'''

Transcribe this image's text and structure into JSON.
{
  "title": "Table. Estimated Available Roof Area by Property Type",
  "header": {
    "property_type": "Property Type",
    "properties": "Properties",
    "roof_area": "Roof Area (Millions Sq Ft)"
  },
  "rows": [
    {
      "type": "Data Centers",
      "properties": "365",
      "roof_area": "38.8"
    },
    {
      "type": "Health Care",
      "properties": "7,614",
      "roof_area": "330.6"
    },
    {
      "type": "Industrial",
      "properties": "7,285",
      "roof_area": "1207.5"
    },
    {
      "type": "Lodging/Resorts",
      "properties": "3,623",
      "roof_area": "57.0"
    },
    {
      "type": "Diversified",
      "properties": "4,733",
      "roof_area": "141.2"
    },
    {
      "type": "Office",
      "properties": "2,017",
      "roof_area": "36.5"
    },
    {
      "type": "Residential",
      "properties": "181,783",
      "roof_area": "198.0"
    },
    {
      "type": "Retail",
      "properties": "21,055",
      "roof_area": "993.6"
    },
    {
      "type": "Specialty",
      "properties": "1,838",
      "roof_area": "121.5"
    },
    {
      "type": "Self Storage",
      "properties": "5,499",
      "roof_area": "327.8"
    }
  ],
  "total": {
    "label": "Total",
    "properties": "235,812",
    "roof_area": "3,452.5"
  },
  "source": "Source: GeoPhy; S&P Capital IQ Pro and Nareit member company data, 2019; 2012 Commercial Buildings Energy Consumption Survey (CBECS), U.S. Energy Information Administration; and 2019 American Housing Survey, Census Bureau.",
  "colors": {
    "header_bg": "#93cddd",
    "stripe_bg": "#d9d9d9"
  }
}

'''

-- What the exercise asks --
Copy out all of the records shown above exactly.

-- Task result --
Transcribe this image's text and structure into JSON.
{
  "title": "Table. Estimated Available Roof Area by Property Type",
  "header": {
    "property_type": "Property Type",
    "properties": "Properties",
    "roof_area": "Roof Area (Millions Sq Ft)"
  },
  "rows": [
    {
      "type": "Data Centers",
      "properties": "365",
      "roof_area": "38.8"
    },
    {
      "type": "Health Care",
      "properties": "7,614",
      "roof_area": "330.6"
    },
    {
      "type": "Industrial",
      "properties": "7,285",
      "roof_area": "1207.5"
    },
    {
      "type": "Lodging/Resorts",
      "properties": "3,623",
      "roof_area": "57.0"
    },
    {
      "type": "Diversified",
      "properties": "4,733",
      "roof_area": "141.2"
    },
    {
      "type": "Office",
      "properties": "2,017",
      "roof_area": "36.5"
    },
    {
      "type": "Residential",
      "properties": "181,783",
      "roof_area": "198.0"
    },
    {
      "type": "Retail",
      "properties": "21,055",
      "roof_area": "993.6"
    },
    {
      "type": "Specialty",
      "properties": "1,838",
      "roof_area": "121.5"
    },
    {
      "type": "Self Storage",
      "properties": "5,499",
      "roof_area": "327.8"
    }
  ],
  "total": {
    "label": "Total",
    "properties": "235,812",
    "roof_area": "3,452.5"
  },
  "source": "Source: GeoPhy; S&P Capital IQ Pro and Nareit member company data, 2019; 2012 Commercial Buildings Energy Consumption Survey (CBECS), U.S. Energy Information Administration; and 2019 American Housing Survey, Census Bureau.",
  "colors": {
    "header_bg": "#93cddd",
    "stripe_bg": "#d9d9d9"
  }
}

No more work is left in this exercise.